§ Instructions to follow
Find every line with "this" in it, then report how many there are and nothing more.

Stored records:

══════════

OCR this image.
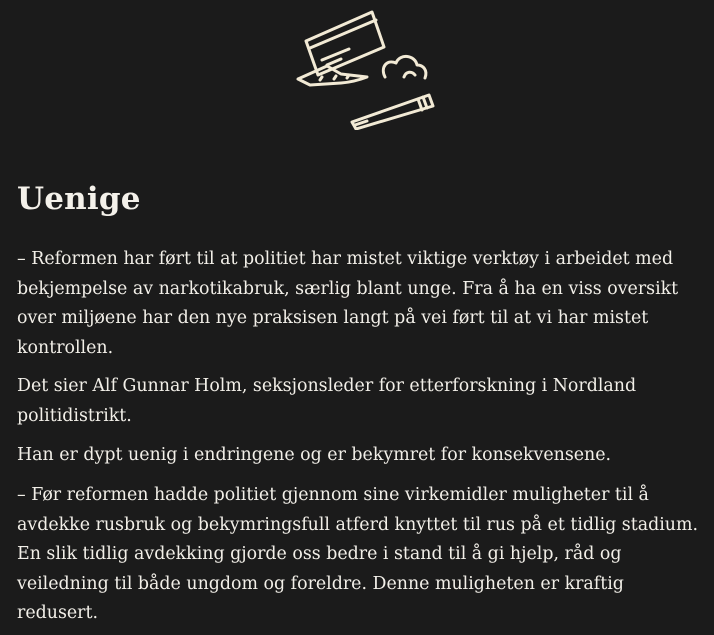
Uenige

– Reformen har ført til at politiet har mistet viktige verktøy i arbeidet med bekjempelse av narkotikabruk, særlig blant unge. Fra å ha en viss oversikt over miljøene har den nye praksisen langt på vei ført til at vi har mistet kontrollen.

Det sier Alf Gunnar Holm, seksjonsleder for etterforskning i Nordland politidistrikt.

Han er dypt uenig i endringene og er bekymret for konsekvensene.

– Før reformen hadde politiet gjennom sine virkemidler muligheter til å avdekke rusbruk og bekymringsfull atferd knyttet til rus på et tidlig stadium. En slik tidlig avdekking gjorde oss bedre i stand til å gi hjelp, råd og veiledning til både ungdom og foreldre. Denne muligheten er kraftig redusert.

══════════

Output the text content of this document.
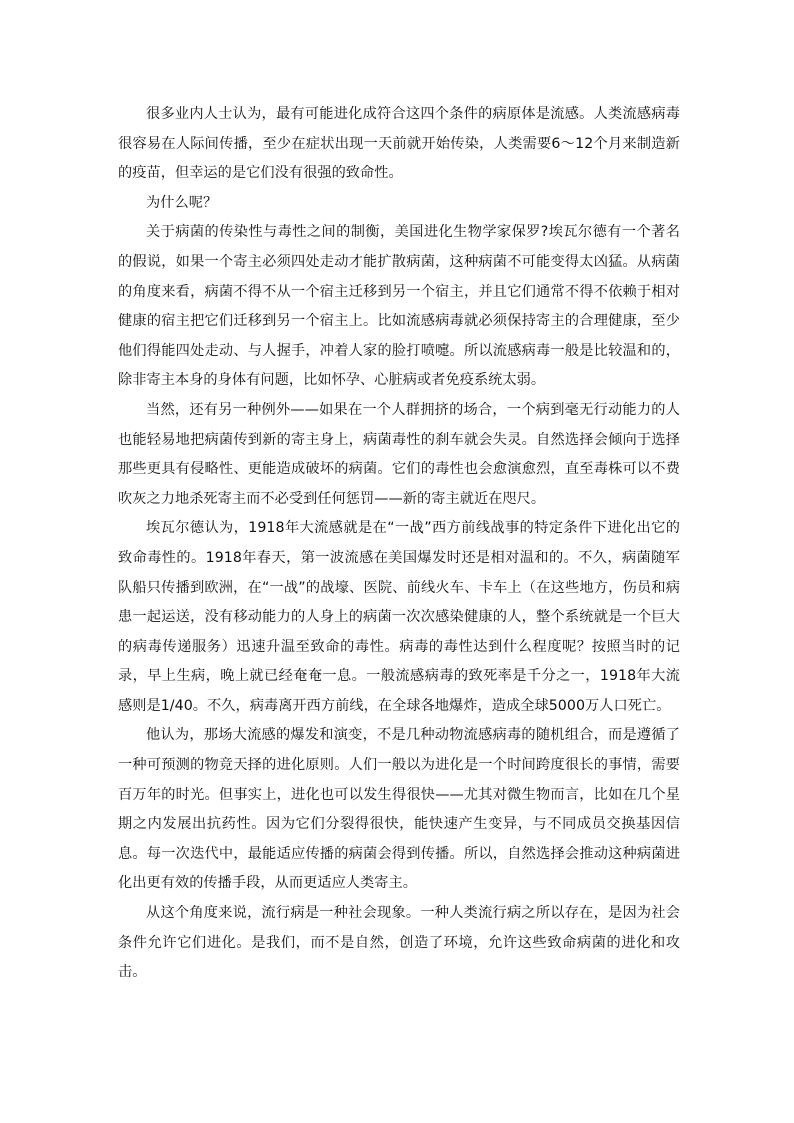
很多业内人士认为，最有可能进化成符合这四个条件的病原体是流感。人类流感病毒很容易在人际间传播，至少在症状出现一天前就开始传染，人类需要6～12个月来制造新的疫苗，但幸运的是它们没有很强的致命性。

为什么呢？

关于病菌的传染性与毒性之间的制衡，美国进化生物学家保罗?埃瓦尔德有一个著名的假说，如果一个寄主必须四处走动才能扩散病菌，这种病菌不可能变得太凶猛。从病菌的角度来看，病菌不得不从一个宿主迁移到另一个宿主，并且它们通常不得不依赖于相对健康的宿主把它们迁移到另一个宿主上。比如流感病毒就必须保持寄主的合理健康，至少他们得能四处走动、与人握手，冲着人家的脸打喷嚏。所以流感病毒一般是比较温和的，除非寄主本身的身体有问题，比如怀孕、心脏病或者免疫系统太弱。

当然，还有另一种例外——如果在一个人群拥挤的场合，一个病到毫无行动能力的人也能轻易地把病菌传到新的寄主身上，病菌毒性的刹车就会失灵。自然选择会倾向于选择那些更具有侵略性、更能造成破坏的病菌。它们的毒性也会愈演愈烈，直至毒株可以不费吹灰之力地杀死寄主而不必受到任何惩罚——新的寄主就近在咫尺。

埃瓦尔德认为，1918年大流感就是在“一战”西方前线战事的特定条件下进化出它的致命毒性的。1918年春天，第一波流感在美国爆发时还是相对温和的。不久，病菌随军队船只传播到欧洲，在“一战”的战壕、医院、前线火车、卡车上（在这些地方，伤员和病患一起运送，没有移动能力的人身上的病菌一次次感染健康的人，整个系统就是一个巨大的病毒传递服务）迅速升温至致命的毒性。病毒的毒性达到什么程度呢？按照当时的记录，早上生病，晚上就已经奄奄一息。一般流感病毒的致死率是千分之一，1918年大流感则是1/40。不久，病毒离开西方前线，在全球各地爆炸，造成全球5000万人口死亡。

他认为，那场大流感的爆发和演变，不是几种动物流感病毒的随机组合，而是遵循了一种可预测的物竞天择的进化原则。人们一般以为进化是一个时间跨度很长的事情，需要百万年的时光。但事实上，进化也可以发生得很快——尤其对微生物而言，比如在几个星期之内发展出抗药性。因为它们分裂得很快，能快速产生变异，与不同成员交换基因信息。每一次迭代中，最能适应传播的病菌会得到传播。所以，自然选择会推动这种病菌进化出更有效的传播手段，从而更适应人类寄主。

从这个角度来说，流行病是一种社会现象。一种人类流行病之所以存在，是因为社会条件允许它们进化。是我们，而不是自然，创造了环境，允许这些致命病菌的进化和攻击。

══════════

§ Full output
2